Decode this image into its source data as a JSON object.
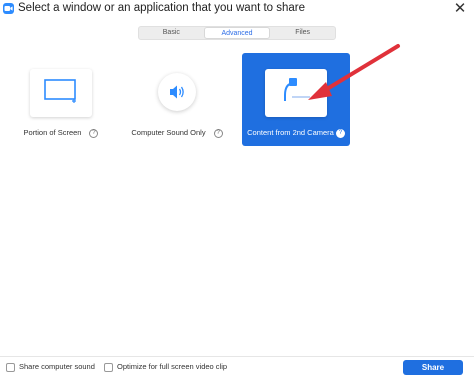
{
  "window": {
    "title": "Select a window or an application that you want to share",
    "close_glyph": "✕",
    "app_icon": "zoom-camera-icon"
  },
  "tabs": [
    {
      "label": "Basic",
      "active": false
    },
    {
      "label": "Advanced",
      "active": true
    },
    {
      "label": "Files",
      "active": false
    }
  ],
  "options": [
    {
      "label": "Portion of Screen",
      "icon": "screen-portion-icon",
      "selected": false
    },
    {
      "label": "Computer Sound Only",
      "icon": "speaker-icon",
      "selected": false
    },
    {
      "label": "Content from 2nd Camera",
      "icon": "document-camera-icon",
      "selected": true
    }
  ],
  "help_glyph": "?",
  "footer": {
    "share_sound_label": "Share computer sound",
    "optimize_label": "Optimize for full screen video clip",
    "share_button": "Share",
    "share_sound_checked": false,
    "optimize_checked": false
  },
  "colors": {
    "accent": "#1f6fe0",
    "annotation_arrow": "#e0313a",
    "icon_blue": "#2d8cff"
  }
}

-.-.-

* **Do this**:
The records above are to be quoted exactly, with all pictures left out.

* **Solution to the problem**:
Decode this image into its source data as a JSON object.
{
  "window": {
    "title": "Select a window or an application that you want to share",
    "close_glyph": "✕",
    "app_icon": "zoom-camera-icon"
  },
  "tabs": [
    {
      "label": "Basic",
      "active": false
    },
    {
      "label": "Advanced",
      "active": true
    },
    {
      "label": "Files",
      "active": false
    }
  ],
  "options": [
    {
      "label": "Portion of Screen",
      "icon": "screen-portion-icon",
      "selected": false
    },
    {
      "label": "Computer Sound Only",
      "icon": "speaker-icon",
      "selected": false
    },
    {
      "label": "Content from 2nd Camera",
      "icon": "document-camera-icon",
      "selected": true
    }
  ],
  "help_glyph": "?",
  "footer": {
    "share_sound_label": "Share computer sound",
    "optimize_label": "Optimize for full screen video clip",
    "share_button": "Share",
    "share_sound_checked": false,
    "optimize_checked": false
  },
  "colors": {
    "accent": "#1f6fe0",
    "annotation_arrow": "#e0313a",
    "icon_blue": "#2d8cff"
  }
}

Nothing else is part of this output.